-- Your objective --
For the entries that follow, state how many lines include the word "this", giving the number and nothing else.

↓

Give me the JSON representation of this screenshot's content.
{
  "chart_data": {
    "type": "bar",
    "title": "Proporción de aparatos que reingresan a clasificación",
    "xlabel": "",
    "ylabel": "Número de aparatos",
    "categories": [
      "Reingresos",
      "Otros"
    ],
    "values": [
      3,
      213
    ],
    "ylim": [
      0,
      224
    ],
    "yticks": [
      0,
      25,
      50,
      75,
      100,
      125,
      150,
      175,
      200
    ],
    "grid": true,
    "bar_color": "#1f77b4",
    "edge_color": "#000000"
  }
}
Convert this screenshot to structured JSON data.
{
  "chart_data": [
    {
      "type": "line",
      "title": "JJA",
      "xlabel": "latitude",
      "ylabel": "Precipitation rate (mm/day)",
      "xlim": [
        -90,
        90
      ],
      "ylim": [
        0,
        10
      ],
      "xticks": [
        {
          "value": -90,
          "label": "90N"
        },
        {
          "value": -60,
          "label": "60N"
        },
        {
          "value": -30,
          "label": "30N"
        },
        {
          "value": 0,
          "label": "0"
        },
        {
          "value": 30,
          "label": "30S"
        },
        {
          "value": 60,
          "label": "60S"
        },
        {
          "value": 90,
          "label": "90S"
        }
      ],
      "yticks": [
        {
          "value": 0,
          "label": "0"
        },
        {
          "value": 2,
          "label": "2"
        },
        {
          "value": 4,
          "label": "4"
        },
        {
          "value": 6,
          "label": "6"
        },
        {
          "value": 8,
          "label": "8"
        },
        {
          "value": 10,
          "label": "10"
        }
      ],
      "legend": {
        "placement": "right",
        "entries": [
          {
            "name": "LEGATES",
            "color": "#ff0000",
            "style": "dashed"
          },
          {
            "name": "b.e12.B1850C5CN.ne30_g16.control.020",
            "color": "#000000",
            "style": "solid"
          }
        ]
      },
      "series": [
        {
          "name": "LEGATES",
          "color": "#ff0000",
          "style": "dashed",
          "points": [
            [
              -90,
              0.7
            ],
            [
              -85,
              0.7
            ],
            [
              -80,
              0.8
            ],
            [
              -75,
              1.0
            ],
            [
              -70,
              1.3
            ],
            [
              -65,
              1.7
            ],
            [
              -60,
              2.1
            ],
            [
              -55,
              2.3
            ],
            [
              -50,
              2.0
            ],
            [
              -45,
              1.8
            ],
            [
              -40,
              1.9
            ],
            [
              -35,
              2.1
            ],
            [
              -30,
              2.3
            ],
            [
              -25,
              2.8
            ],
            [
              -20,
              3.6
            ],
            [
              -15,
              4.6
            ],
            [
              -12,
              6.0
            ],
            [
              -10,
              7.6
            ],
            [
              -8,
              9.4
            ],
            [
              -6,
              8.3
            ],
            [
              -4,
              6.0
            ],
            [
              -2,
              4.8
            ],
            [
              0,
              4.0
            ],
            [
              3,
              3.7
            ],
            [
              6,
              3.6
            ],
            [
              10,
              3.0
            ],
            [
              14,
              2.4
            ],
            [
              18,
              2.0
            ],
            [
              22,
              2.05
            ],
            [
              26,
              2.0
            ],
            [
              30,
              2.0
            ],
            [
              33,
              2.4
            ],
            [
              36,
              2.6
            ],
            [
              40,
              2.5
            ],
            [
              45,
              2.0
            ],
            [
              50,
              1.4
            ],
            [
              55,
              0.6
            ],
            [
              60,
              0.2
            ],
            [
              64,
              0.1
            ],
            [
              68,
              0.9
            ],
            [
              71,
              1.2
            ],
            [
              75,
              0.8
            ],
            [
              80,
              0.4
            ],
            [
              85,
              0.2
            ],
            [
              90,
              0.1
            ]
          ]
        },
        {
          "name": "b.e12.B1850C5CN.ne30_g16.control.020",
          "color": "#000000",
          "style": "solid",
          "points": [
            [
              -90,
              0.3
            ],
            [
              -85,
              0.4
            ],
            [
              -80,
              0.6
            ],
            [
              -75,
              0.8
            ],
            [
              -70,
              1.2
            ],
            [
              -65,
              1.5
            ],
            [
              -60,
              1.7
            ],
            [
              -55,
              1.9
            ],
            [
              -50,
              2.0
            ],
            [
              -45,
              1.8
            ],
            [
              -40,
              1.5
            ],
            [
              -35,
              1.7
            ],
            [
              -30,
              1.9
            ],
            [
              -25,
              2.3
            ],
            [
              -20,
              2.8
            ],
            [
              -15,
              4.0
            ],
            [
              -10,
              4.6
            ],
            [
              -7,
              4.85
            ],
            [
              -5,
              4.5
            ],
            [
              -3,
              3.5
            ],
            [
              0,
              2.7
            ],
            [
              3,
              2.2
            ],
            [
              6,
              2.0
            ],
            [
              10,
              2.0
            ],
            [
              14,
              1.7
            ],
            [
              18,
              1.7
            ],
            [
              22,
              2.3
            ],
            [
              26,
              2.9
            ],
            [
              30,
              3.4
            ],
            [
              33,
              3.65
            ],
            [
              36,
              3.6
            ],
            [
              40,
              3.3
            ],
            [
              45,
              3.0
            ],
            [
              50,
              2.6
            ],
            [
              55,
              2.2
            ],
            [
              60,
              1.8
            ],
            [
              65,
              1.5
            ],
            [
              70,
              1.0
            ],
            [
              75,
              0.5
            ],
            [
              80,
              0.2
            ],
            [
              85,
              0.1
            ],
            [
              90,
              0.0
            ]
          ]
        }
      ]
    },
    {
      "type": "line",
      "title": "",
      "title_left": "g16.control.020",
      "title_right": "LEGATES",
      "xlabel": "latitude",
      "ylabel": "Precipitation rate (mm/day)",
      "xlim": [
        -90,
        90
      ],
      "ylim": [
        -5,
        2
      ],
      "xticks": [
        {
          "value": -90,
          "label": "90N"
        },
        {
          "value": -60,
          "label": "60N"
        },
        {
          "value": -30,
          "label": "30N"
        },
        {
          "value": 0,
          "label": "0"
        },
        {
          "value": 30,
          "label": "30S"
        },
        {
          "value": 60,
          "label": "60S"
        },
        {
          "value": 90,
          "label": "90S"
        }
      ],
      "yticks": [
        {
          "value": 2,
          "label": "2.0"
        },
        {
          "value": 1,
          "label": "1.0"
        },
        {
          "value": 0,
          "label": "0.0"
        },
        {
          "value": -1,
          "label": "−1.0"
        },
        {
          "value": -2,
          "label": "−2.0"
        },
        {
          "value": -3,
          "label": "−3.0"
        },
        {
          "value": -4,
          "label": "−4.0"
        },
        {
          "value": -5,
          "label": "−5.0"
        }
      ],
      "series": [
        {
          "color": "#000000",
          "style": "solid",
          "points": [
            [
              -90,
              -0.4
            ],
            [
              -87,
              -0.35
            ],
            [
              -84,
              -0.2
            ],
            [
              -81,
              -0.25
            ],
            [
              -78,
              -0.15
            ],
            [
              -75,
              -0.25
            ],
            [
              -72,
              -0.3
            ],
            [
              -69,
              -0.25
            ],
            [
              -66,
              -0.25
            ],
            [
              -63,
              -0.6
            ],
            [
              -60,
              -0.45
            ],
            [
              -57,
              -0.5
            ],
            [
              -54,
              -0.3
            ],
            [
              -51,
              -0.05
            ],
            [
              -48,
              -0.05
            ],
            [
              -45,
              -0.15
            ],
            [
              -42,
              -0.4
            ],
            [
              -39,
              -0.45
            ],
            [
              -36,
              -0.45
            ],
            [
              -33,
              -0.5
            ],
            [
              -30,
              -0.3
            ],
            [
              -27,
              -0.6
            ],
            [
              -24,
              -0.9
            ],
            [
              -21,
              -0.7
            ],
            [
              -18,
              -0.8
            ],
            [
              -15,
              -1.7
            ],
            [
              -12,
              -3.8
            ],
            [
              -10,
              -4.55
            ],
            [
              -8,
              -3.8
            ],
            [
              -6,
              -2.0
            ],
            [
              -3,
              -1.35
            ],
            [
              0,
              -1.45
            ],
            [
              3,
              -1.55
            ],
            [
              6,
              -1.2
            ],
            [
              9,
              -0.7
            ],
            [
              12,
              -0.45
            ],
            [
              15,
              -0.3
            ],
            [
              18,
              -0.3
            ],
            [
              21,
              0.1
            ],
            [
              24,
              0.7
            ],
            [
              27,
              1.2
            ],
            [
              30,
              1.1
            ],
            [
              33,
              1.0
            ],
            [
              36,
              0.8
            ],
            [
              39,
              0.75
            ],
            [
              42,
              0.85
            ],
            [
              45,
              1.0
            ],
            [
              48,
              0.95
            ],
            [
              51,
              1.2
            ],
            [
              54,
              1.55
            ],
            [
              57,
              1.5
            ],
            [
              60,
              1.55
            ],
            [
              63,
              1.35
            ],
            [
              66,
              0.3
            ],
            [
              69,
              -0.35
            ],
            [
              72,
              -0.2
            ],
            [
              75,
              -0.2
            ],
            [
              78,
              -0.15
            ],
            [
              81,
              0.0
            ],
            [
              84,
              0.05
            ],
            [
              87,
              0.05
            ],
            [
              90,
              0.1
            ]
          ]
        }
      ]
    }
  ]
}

↑

-- The completed task --
2